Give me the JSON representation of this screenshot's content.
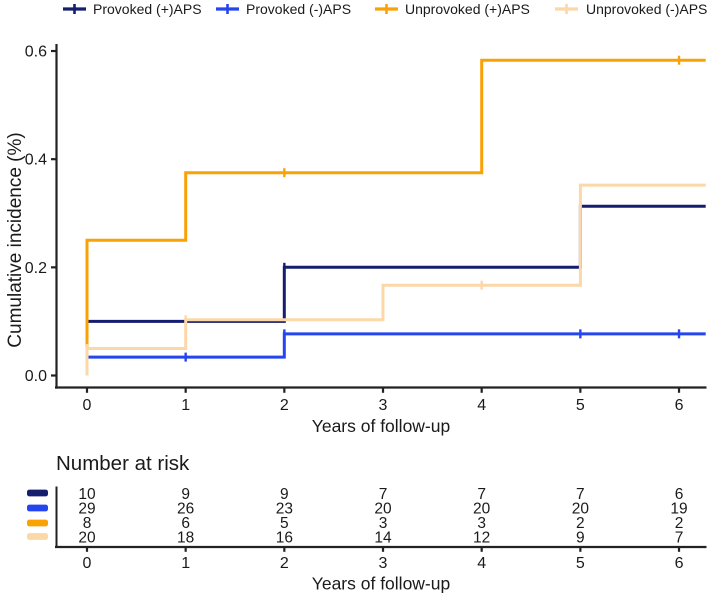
{
  "colors": {
    "navy": "#151d6e",
    "blue": "#2545ef",
    "orange": "#f9a206",
    "peach": "#fcd7a8",
    "axis": "#222222",
    "text": "#1a1a1a"
  },
  "legend": {
    "items": [
      {
        "label": "Provoked (+)APS",
        "color": "#151d6e"
      },
      {
        "label": "Provoked (-)APS",
        "color": "#2545ef"
      },
      {
        "label": "Unprovoked (+)APS",
        "color": "#f9a206"
      },
      {
        "label": "Unprovoked (-)APS",
        "color": "#fcd7a8"
      }
    ]
  },
  "chart_data": {
    "type": "line",
    "subtype": "kaplan-meier-cumulative-incidence-step",
    "title": "",
    "xlabel": "Years of follow-up",
    "ylabel": "Cumulative incidence (%)",
    "xlim": [
      -0.3,
      6.3
    ],
    "ylim": [
      0,
      0.62
    ],
    "grid": false,
    "legend_position": "top",
    "xticks": [
      0,
      1,
      2,
      3,
      4,
      5,
      6
    ],
    "xtick_labels": [
      "0",
      "1",
      "2",
      "3",
      "4",
      "5",
      "6"
    ],
    "ytick_values": [
      0,
      0.2,
      0.4,
      0.6
    ],
    "ytick_labels": [
      "0.0",
      "0.2",
      "0.4",
      "0.6"
    ],
    "series": [
      {
        "name": "Provoked (+)APS",
        "color": "#151d6e",
        "step_points": [
          [
            0,
            0
          ],
          [
            0,
            0.1
          ],
          [
            2,
            0.1
          ],
          [
            2,
            0.2
          ],
          [
            5,
            0.2
          ],
          [
            5,
            0.313
          ],
          [
            6.27,
            0.313
          ]
        ],
        "censor_marks": [
          [
            2,
            0.2
          ]
        ]
      },
      {
        "name": "Provoked (-)APS",
        "color": "#2545ef",
        "step_points": [
          [
            0,
            0
          ],
          [
            0,
            0.034
          ],
          [
            2,
            0.034
          ],
          [
            2,
            0.077
          ],
          [
            6.27,
            0.077
          ]
        ],
        "censor_marks": [
          [
            0,
            0.034
          ],
          [
            1,
            0.034
          ],
          [
            2,
            0.077
          ],
          [
            5,
            0.077
          ],
          [
            6,
            0.077
          ]
        ]
      },
      {
        "name": "Unprovoked (+)APS",
        "color": "#f9a206",
        "step_points": [
          [
            0,
            0
          ],
          [
            0,
            0.25
          ],
          [
            1,
            0.25
          ],
          [
            1,
            0.375
          ],
          [
            4,
            0.375
          ],
          [
            4,
            0.583
          ],
          [
            6.27,
            0.583
          ]
        ],
        "censor_marks": [
          [
            2,
            0.375
          ],
          [
            6,
            0.583
          ]
        ]
      },
      {
        "name": "Unprovoked (-)APS",
        "color": "#fcd7a8",
        "step_points": [
          [
            0,
            0
          ],
          [
            0,
            0.05
          ],
          [
            1,
            0.05
          ],
          [
            1,
            0.103
          ],
          [
            3,
            0.103
          ],
          [
            3,
            0.167
          ],
          [
            5,
            0.167
          ],
          [
            5,
            0.352
          ],
          [
            6.27,
            0.352
          ]
        ],
        "censor_marks": [
          [
            0,
            0.05
          ],
          [
            1,
            0.103
          ],
          [
            4,
            0.167
          ]
        ]
      }
    ]
  },
  "risk_table": {
    "title": "Number at risk",
    "xlabel": "Years of follow-up",
    "timepoints": [
      "0",
      "1",
      "2",
      "3",
      "4",
      "5",
      "6"
    ],
    "rows": [
      {
        "name": "Provoked (+)APS",
        "color": "#151d6e",
        "values": [
          "10",
          "9",
          "9",
          "7",
          "7",
          "7",
          "6"
        ]
      },
      {
        "name": "Provoked (-)APS",
        "color": "#2545ef",
        "values": [
          "29",
          "26",
          "23",
          "20",
          "20",
          "20",
          "19"
        ]
      },
      {
        "name": "Unprovoked (+)APS",
        "color": "#f9a206",
        "values": [
          "8",
          "6",
          "5",
          "3",
          "3",
          "2",
          "2"
        ]
      },
      {
        "name": "Unprovoked (-)APS",
        "color": "#fcd7a8",
        "values": [
          "20",
          "18",
          "16",
          "14",
          "12",
          "9",
          "7"
        ]
      }
    ]
  }
}
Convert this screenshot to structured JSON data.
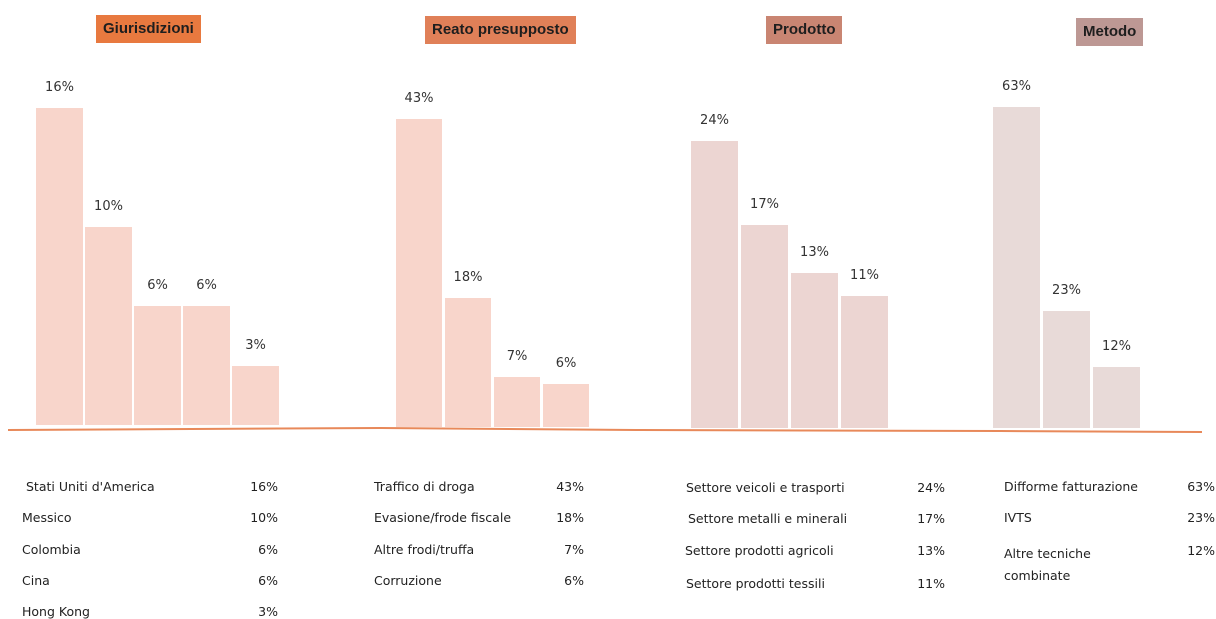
{
  "colors": {
    "axis_line": "#e8895a",
    "header_1": "#e8793f",
    "header_2": "#e08058",
    "header_3": "#c98572",
    "header_4": "#bd9894",
    "bars_1": "#f8d5cb",
    "bars_2": "#f8d5cb",
    "bars_3": "#ecd5d2",
    "bars_4": "#e8dad8"
  },
  "chart_data": [
    {
      "type": "bar",
      "title": "Giurisdizioni",
      "categories": [
        "Stati Uniti d'America",
        "Messico",
        "Colombia",
        "Cina",
        "Hong Kong"
      ],
      "values": [
        16,
        10,
        6,
        6,
        3
      ],
      "labels": [
        "16%",
        "10%",
        "6%",
        "6%",
        "3%"
      ],
      "ylim": [
        0,
        16
      ]
    },
    {
      "type": "bar",
      "title": "Reato presupposto",
      "categories": [
        "Traffico di droga",
        "Evasione/frode fiscale",
        "Altre frodi/truffa",
        "Corruzione"
      ],
      "values": [
        43,
        18,
        7,
        6
      ],
      "labels": [
        "43%",
        "18%",
        "7%",
        "6%"
      ],
      "ylim": [
        0,
        47
      ]
    },
    {
      "type": "bar",
      "title": "Prodotto",
      "categories": [
        "Settore veicoli e trasporti",
        "Settore metalli e minerali",
        "Settore prodotti agricoli",
        "Settore prodotti tessili"
      ],
      "values": [
        24,
        17,
        13,
        11
      ],
      "labels": [
        "24%",
        "17%",
        "13%",
        "11%"
      ],
      "ylim": [
        0,
        33
      ]
    },
    {
      "type": "bar",
      "title": "Metodo",
      "categories": [
        "Difforme fatturazione",
        "IVTS",
        "Altre tecniche combinate"
      ],
      "values": [
        63,
        23,
        12
      ],
      "labels": [
        "63%",
        "23%",
        "12%"
      ],
      "ylim": [
        0,
        63
      ]
    }
  ]
}
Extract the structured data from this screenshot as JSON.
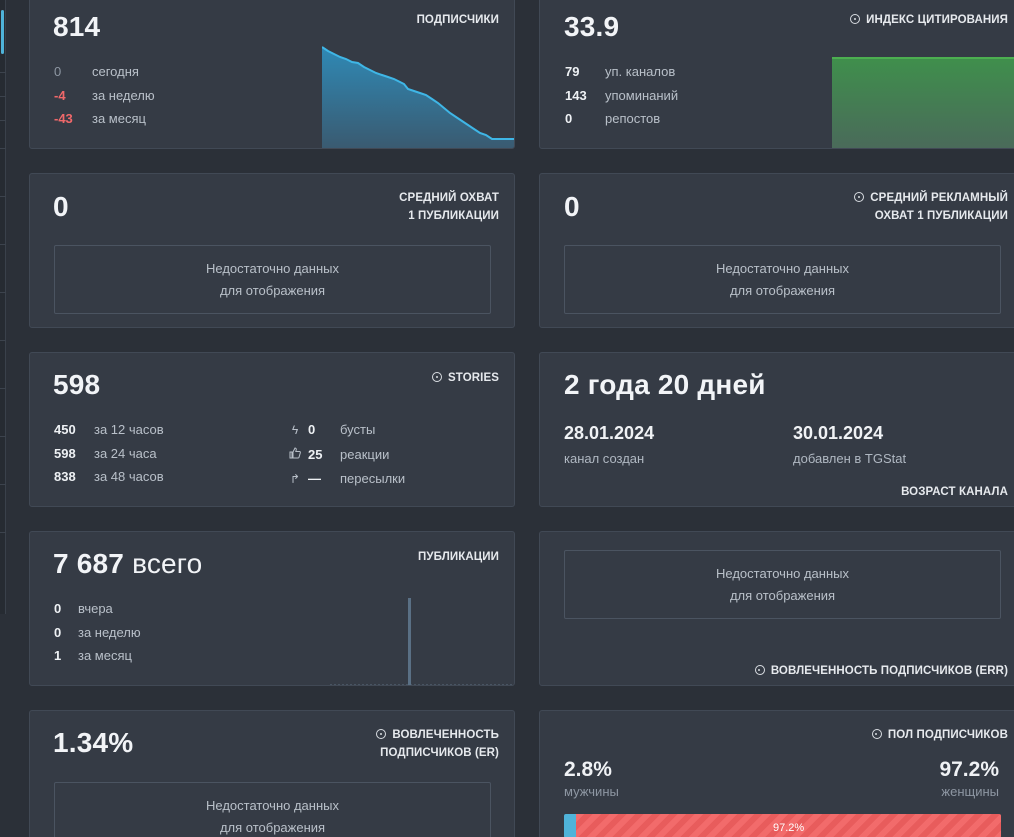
{
  "colors": {
    "background": "#2b3038",
    "card": "#353b45",
    "negative": "#f0686a",
    "accent_blue": "#4fb3d9",
    "chart_green": "#4caf50",
    "female_red": "#f26b6b"
  },
  "subscribers": {
    "title": "ПОДПИСЧИКИ",
    "value": "814",
    "rows": [
      {
        "value": "0",
        "label": "сегодня"
      },
      {
        "value": "-4",
        "label": "за неделю"
      },
      {
        "value": "-43",
        "label": "за месяц"
      }
    ]
  },
  "citation": {
    "title": "ИНДЕКС ЦИТИРОВАНИЯ",
    "value": "33.9",
    "rows": [
      {
        "value": "79",
        "label": "уп. каналов"
      },
      {
        "value": "143",
        "label": "упоминаний"
      },
      {
        "value": "0",
        "label": "репостов"
      }
    ]
  },
  "avg_reach": {
    "title_line1": "СРЕДНИЙ ОХВАТ",
    "title_line2": "1 ПУБЛИКАЦИИ",
    "value": "0",
    "nodata_line1": "Недостаточно данных",
    "nodata_line2": "для отображения"
  },
  "avg_ad_reach": {
    "title_line1": "СРЕДНИЙ РЕКЛАМНЫЙ",
    "title_line2": "ОХВАТ 1 ПУБЛИКАЦИИ",
    "value": "0",
    "nodata_line1": "Недостаточно данных",
    "nodata_line2": "для отображения"
  },
  "stories": {
    "title": "STORIES",
    "value": "598",
    "rows": [
      {
        "value": "450",
        "label": "за 12 часов"
      },
      {
        "value": "598",
        "label": "за 24 часа"
      },
      {
        "value": "838",
        "label": "за 48 часов"
      }
    ],
    "extra": [
      {
        "icon": "lightning-icon",
        "glyph": "ϟ",
        "value": "0",
        "label": "бусты"
      },
      {
        "icon": "thumbs-up-icon",
        "glyph": "👍",
        "value": "25",
        "label": "реакции"
      },
      {
        "icon": "forward-arrow-icon",
        "glyph": "↱",
        "value": "—",
        "label": "пересылки"
      }
    ]
  },
  "channel_age": {
    "title": "ВОЗРАСТ КАНАЛА",
    "value": "2 года 20 дней",
    "created_date": "28.01.2024",
    "created_label": "канал создан",
    "added_date": "30.01.2024",
    "added_label": "добавлен в TGStat"
  },
  "publications": {
    "title": "ПУБЛИКАЦИИ",
    "value": "7 687",
    "value_suffix": "всего",
    "rows": [
      {
        "value": "0",
        "label": "вчера"
      },
      {
        "value": "0",
        "label": "за неделю"
      },
      {
        "value": "1",
        "label": "за месяц"
      }
    ]
  },
  "err": {
    "title": "ВОВЛЕЧЕННОСТЬ ПОДПИСЧИКОВ (ERR)",
    "nodata_line1": "Недостаточно данных",
    "nodata_line2": "для отображения"
  },
  "er": {
    "title_line1": "ВОВЛЕЧЕННОСТЬ",
    "title_line2": "ПОДПИСЧИКОВ (ER)",
    "value": "1.34%",
    "nodata_line1": "Недостаточно данных",
    "nodata_line2": "для отображения"
  },
  "gender": {
    "title": "ПОЛ ПОДПИСЧИКОВ",
    "male_pct": "2.8%",
    "male_label": "мужчины",
    "female_pct": "97.2%",
    "female_label": "женщины",
    "bar_label": "97.2%",
    "male_fraction": 0.028
  }
}
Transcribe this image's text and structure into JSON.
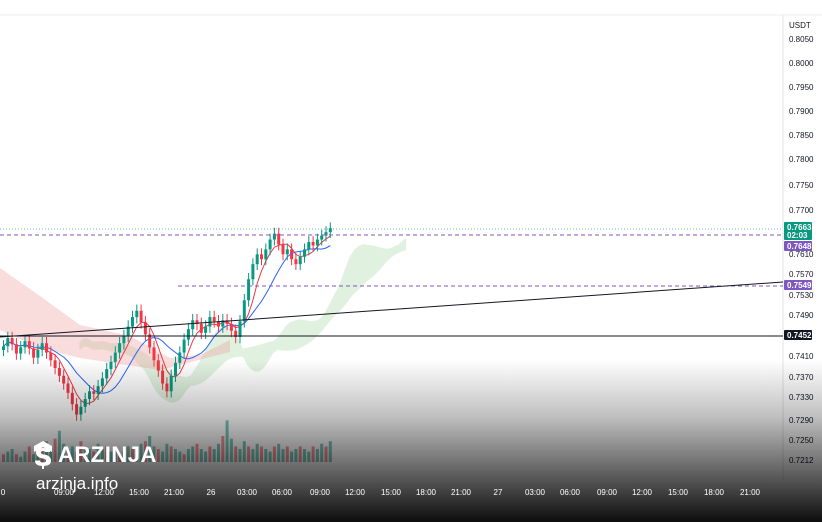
{
  "chart_data": {
    "type": "candlestick",
    "currency": "USDT",
    "y_ticks": [
      "0.8050",
      "0.8000",
      "0.7950",
      "0.7900",
      "0.7850",
      "0.7800",
      "0.7750",
      "0.7700",
      "0.7610",
      "0.7570",
      "0.7530",
      "0.7490",
      "0.7410",
      "0.7370",
      "0.7330",
      "0.7290",
      "0.7250",
      "0.7212"
    ],
    "x_ticks": [
      "0",
      "09:00",
      "12:00",
      "15:00",
      "21:00",
      "26",
      "03:00",
      "06:00",
      "09:00",
      "12:00",
      "15:00",
      "18:00",
      "21:00",
      "27",
      "03:00",
      "06:00",
      "09:00",
      "12:00",
      "15:00",
      "18:00",
      "21:00"
    ],
    "price_tags": [
      {
        "value": "0.7663",
        "sub": "02:03",
        "color": "#089981"
      },
      {
        "value": "0.7648",
        "color": "#7e57c2"
      },
      {
        "value": "0.7549",
        "color": "#7e57c2"
      },
      {
        "value": "0.7452",
        "color": "#131722"
      }
    ],
    "candles_close": [
      0.7432,
      0.7448,
      0.7436,
      0.7418,
      0.743,
      0.7442,
      0.7428,
      0.741,
      0.7425,
      0.7438,
      0.742,
      0.7405,
      0.739,
      0.7375,
      0.736,
      0.7342,
      0.732,
      0.73,
      0.7315,
      0.733,
      0.7345,
      0.734,
      0.7355,
      0.737,
      0.7388,
      0.7402,
      0.742,
      0.7438,
      0.7452,
      0.747,
      0.7488,
      0.75,
      0.7478,
      0.7455,
      0.743,
      0.7405,
      0.7385,
      0.736,
      0.7345,
      0.7375,
      0.74,
      0.742,
      0.7445,
      0.7465,
      0.7482,
      0.7475,
      0.7458,
      0.747,
      0.7488,
      0.748,
      0.747,
      0.7482,
      0.7475,
      0.7462,
      0.745,
      0.748,
      0.752,
      0.756,
      0.759,
      0.761,
      0.76,
      0.762,
      0.764,
      0.7652,
      0.763,
      0.761,
      0.762,
      0.76,
      0.759,
      0.7605,
      0.762,
      0.7635,
      0.7628,
      0.764,
      0.7648,
      0.7655,
      0.7663
    ],
    "volume": [
      3,
      4,
      5,
      3,
      2,
      4,
      6,
      3,
      4,
      5,
      8,
      6,
      9,
      12,
      7,
      5,
      6,
      4,
      8,
      6,
      5,
      4,
      7,
      5,
      6,
      4,
      5,
      3,
      4,
      6,
      5,
      4,
      7,
      8,
      10,
      6,
      5,
      4,
      7,
      6,
      5,
      4,
      3,
      5,
      6,
      7,
      5,
      4,
      6,
      5,
      7,
      10,
      16,
      9,
      6,
      5,
      8,
      6,
      5,
      7,
      6,
      5,
      4,
      6,
      7,
      5,
      6,
      4,
      5,
      6,
      5,
      4,
      6,
      5,
      7,
      6,
      8
    ]
  },
  "watermark": {
    "brand": "ARZINJA",
    "url": "arzinja.info"
  }
}
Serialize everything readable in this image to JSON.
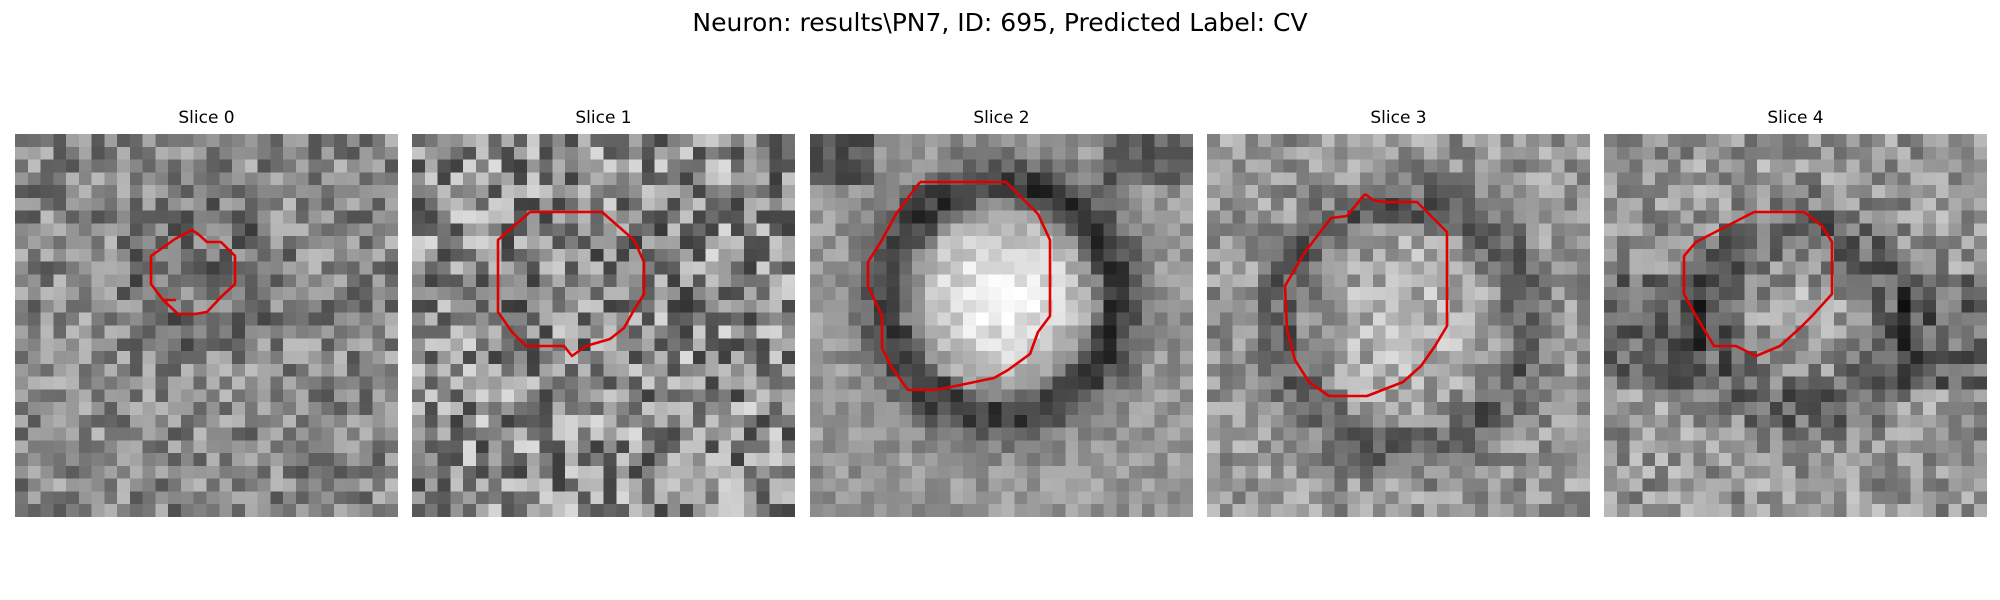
□ □ □ □ □
### WORK TO BE COMPLETED
Reply with one number only, the count of lines above that hold the string "ПОДПИСЧИКОВ".

### EXERCISE RESPONSE
3